» Task objective
Find the number of lines containing the string "name" in the data. Answer with the number by itself.

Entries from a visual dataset

[start]

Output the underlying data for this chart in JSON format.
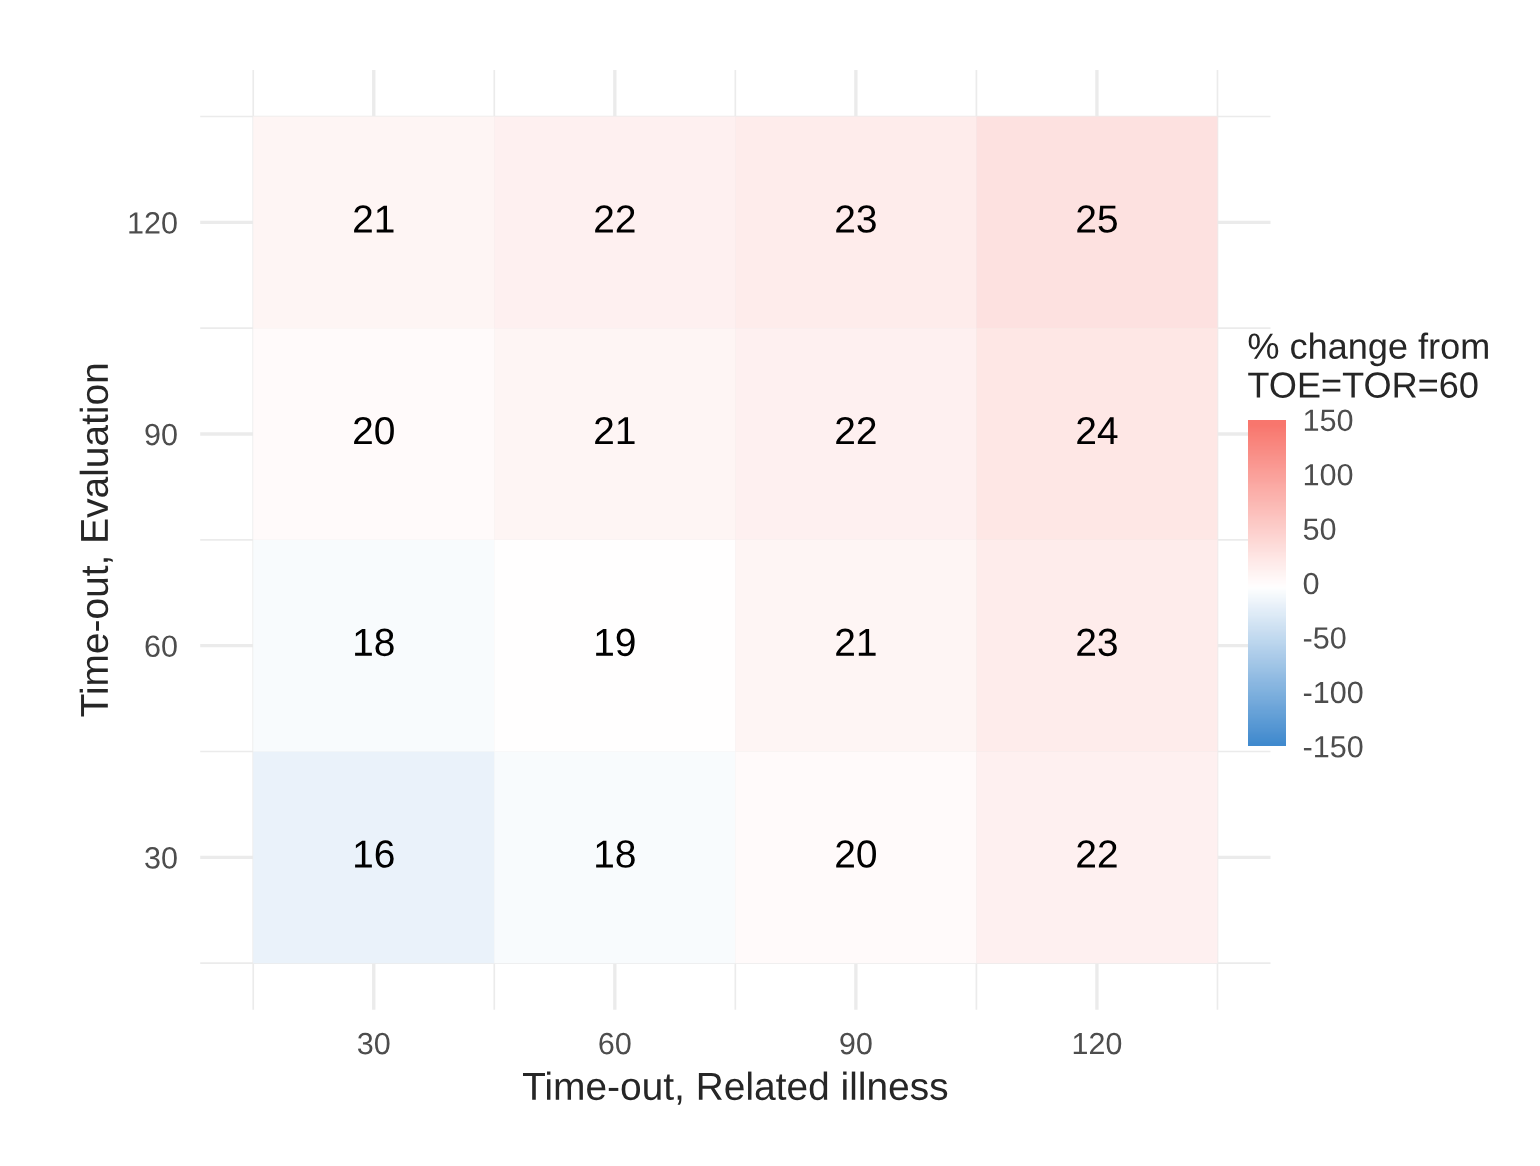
{
  "chart_data": {
    "type": "heatmap",
    "xlabel": "Time-out, Related illness",
    "ylabel": "Time-out, Evaluation",
    "categories": [
      "30",
      "60",
      "90",
      "120"
    ],
    "y_categories": [
      "120",
      "90",
      "60",
      "30"
    ],
    "cells": [
      [
        11,
        16,
        21,
        32
      ],
      [
        5,
        11,
        16,
        26
      ],
      [
        -5,
        0,
        11,
        21
      ],
      [
        -16,
        -5,
        5,
        16
      ]
    ],
    "annotations": [
      "21",
      "22",
      "23",
      "25",
      "20",
      "21",
      "22",
      "24",
      "18",
      "19",
      "21",
      "23",
      "16",
      "18",
      "20",
      "22"
    ],
    "clabel": "% change from\nTOE=TOR=60",
    "clim": [
      -150,
      150
    ],
    "cticks": [
      -150,
      -100,
      -50,
      0,
      50,
      100,
      150
    ],
    "colors": [
      "#3a86cc",
      "#ffffff",
      "#f8766d"
    ],
    "grid": true
  }
}
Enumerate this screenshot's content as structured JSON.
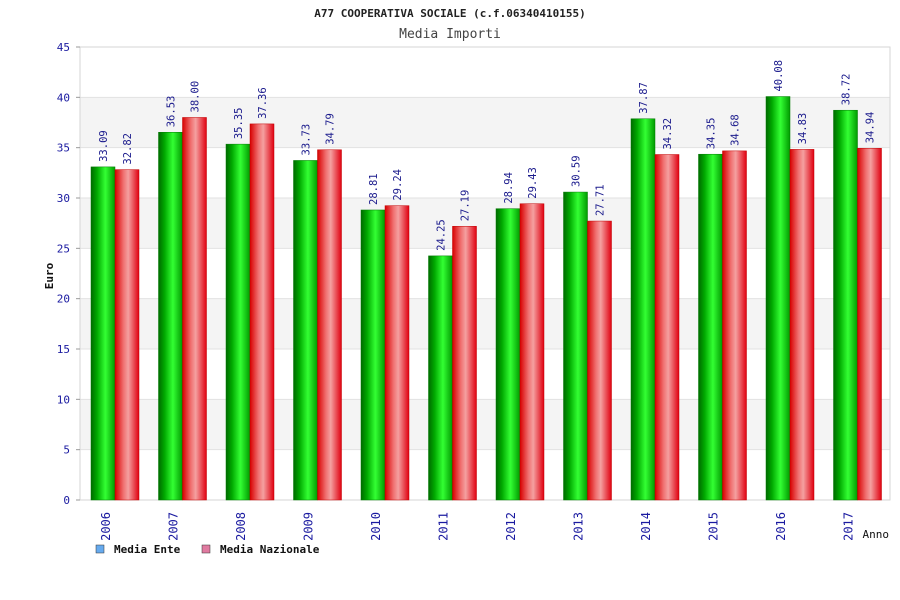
{
  "chart_data": {
    "type": "bar",
    "title": "A77 COOPERATIVA SOCIALE (c.f.06340410155)",
    "subtitle": "Media Importi",
    "xlabel": "Anno",
    "ylabel": "Euro",
    "ylim": [
      0,
      45
    ],
    "yticks": [
      "0",
      "5",
      "10",
      "15",
      "20",
      "25",
      "30",
      "35",
      "40",
      "45"
    ],
    "categories": [
      "2006",
      "2007",
      "2008",
      "2009",
      "2010",
      "2011",
      "2012",
      "2013",
      "2014",
      "2015",
      "2016",
      "2017"
    ],
    "series": [
      {
        "name": "Media Ente",
        "color": "#00c000",
        "legend_color": "#66aaee",
        "values": [
          33.09,
          36.53,
          35.35,
          33.73,
          28.81,
          24.25,
          28.94,
          30.59,
          37.87,
          34.35,
          40.08,
          38.72
        ],
        "labels": [
          "33.09",
          "36.53",
          "35.35",
          "33.73",
          "28.81",
          "24.25",
          "28.94",
          "30.59",
          "37.87",
          "34.35",
          "40.08",
          "38.72"
        ]
      },
      {
        "name": "Media Nazionale",
        "color": "#ee0000",
        "legend_color": "#e07aa0",
        "values": [
          32.82,
          38.0,
          37.36,
          34.79,
          29.24,
          27.19,
          29.43,
          27.71,
          34.32,
          34.68,
          34.83,
          34.94
        ],
        "labels": [
          "32.82",
          "38.00",
          "37.36",
          "34.79",
          "29.24",
          "27.19",
          "29.43",
          "27.71",
          "34.32",
          "34.68",
          "34.83",
          "34.94"
        ]
      }
    ],
    "grid": true,
    "legend": "bottom-left"
  }
}
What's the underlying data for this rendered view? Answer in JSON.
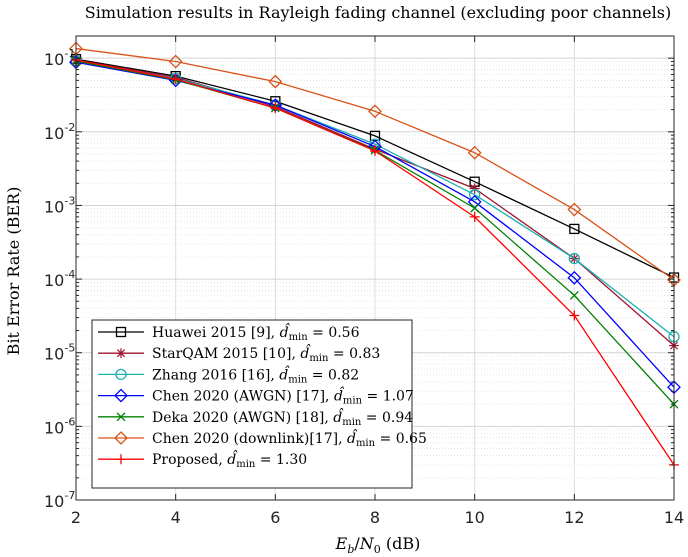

[end]

» Response to this task
2